Direction – Provide an exact transcription of all the records.

━━ Input for this task

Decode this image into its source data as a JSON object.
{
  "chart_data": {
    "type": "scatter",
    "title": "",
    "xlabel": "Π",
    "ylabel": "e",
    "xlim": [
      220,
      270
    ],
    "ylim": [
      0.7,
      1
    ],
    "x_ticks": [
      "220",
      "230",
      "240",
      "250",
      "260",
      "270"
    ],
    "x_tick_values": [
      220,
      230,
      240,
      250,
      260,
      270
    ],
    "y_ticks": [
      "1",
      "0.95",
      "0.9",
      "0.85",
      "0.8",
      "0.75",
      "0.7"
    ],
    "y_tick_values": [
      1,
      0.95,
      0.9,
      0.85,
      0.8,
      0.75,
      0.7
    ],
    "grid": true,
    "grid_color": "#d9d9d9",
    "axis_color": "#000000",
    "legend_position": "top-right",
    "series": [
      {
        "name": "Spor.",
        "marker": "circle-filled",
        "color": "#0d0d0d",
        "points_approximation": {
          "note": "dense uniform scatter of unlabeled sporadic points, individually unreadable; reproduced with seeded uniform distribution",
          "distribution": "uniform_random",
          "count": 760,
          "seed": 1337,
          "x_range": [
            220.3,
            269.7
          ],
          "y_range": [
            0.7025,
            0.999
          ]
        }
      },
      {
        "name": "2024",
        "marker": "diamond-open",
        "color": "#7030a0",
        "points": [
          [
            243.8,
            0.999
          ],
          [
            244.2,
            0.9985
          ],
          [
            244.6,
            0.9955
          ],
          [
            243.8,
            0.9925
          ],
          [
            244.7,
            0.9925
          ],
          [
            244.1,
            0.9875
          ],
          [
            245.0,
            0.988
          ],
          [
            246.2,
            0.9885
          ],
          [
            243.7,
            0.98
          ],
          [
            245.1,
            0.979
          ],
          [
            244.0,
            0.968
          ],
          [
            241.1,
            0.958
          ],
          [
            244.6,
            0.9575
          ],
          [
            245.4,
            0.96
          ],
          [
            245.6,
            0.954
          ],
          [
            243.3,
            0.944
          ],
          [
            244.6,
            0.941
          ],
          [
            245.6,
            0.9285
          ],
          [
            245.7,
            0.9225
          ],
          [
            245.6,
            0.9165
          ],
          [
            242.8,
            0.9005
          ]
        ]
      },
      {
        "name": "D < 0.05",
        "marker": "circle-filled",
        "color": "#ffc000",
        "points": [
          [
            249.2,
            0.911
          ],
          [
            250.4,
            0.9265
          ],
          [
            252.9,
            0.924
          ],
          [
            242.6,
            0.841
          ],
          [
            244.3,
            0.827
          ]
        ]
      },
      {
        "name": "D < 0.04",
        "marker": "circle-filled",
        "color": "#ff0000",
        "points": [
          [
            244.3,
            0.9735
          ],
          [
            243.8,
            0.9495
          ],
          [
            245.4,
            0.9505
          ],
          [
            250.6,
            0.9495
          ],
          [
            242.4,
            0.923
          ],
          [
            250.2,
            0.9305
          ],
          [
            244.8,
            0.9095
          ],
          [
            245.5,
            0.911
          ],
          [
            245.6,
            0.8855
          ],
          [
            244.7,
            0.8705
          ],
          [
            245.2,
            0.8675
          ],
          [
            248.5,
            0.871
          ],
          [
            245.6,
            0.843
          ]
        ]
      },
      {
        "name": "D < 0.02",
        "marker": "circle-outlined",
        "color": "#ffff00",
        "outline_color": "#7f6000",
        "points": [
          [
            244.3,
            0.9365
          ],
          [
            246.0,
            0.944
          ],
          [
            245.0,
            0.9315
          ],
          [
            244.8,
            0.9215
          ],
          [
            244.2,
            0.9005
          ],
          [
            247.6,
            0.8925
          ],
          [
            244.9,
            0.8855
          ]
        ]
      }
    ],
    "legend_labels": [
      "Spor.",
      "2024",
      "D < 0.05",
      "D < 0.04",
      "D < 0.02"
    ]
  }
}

━━━━

Right answer –
Decode this image into its source data as a JSON object.
{
  "chart_data": {
    "type": "scatter",
    "title": "",
    "xlabel": "Π",
    "ylabel": "e",
    "xlim": [
      220,
      270
    ],
    "ylim": [
      0.7,
      1
    ],
    "x_ticks": [
      "220",
      "230",
      "240",
      "250",
      "260",
      "270"
    ],
    "x_tick_values": [
      220,
      230,
      240,
      250,
      260,
      270
    ],
    "y_ticks": [
      "1",
      "0.95",
      "0.9",
      "0.85",
      "0.8",
      "0.75",
      "0.7"
    ],
    "y_tick_values": [
      1,
      0.95,
      0.9,
      0.85,
      0.8,
      0.75,
      0.7
    ],
    "grid": true,
    "grid_color": "#d9d9d9",
    "axis_color": "#000000",
    "legend_position": "top-right",
    "series": [
      {
        "name": "Spor.",
        "marker": "circle-filled",
        "color": "#0d0d0d",
        "points_approximation": {
          "note": "dense uniform scatter of unlabeled sporadic points, individually unreadable; reproduced with seeded uniform distribution",
          "distribution": "uniform_random",
          "count": 760,
          "seed": 1337,
          "x_range": [
            220.3,
            269.7
          ],
          "y_range": [
            0.7025,
            0.999
          ]
        }
      },
      {
        "name": "2024",
        "marker": "diamond-open",
        "color": "#7030a0",
        "points": [
          [
            243.8,
            0.999
          ],
          [
            244.2,
            0.9985
          ],
          [
            244.6,
            0.9955
          ],
          [
            243.8,
            0.9925
          ],
          [
            244.7,
            0.9925
          ],
          [
            244.1,
            0.9875
          ],
          [
            245.0,
            0.988
          ],
          [
            246.2,
            0.9885
          ],
          [
            243.7,
            0.98
          ],
          [
            245.1,
            0.979
          ],
          [
            244.0,
            0.968
          ],
          [
            241.1,
            0.958
          ],
          [
            244.6,
            0.9575
          ],
          [
            245.4,
            0.96
          ],
          [
            245.6,
            0.954
          ],
          [
            243.3,
            0.944
          ],
          [
            244.6,
            0.941
          ],
          [
            245.6,
            0.9285
          ],
          [
            245.7,
            0.9225
          ],
          [
            245.6,
            0.9165
          ],
          [
            242.8,
            0.9005
          ]
        ]
      },
      {
        "name": "D < 0.05",
        "marker": "circle-filled",
        "color": "#ffc000",
        "points": [
          [
            249.2,
            0.911
          ],
          [
            250.4,
            0.9265
          ],
          [
            252.9,
            0.924
          ],
          [
            242.6,
            0.841
          ],
          [
            244.3,
            0.827
          ]
        ]
      },
      {
        "name": "D < 0.04",
        "marker": "circle-filled",
        "color": "#ff0000",
        "points": [
          [
            244.3,
            0.9735
          ],
          [
            243.8,
            0.9495
          ],
          [
            245.4,
            0.9505
          ],
          [
            250.6,
            0.9495
          ],
          [
            242.4,
            0.923
          ],
          [
            250.2,
            0.9305
          ],
          [
            244.8,
            0.9095
          ],
          [
            245.5,
            0.911
          ],
          [
            245.6,
            0.8855
          ],
          [
            244.7,
            0.8705
          ],
          [
            245.2,
            0.8675
          ],
          [
            248.5,
            0.871
          ],
          [
            245.6,
            0.843
          ]
        ]
      },
      {
        "name": "D < 0.02",
        "marker": "circle-outlined",
        "color": "#ffff00",
        "outline_color": "#7f6000",
        "points": [
          [
            244.3,
            0.9365
          ],
          [
            246.0,
            0.944
          ],
          [
            245.0,
            0.9315
          ],
          [
            244.8,
            0.9215
          ],
          [
            244.2,
            0.9005
          ],
          [
            247.6,
            0.8925
          ],
          [
            244.9,
            0.8855
          ]
        ]
      }
    ],
    "legend_labels": [
      "Spor.",
      "2024",
      "D < 0.05",
      "D < 0.04",
      "D < 0.02"
    ]
  }
}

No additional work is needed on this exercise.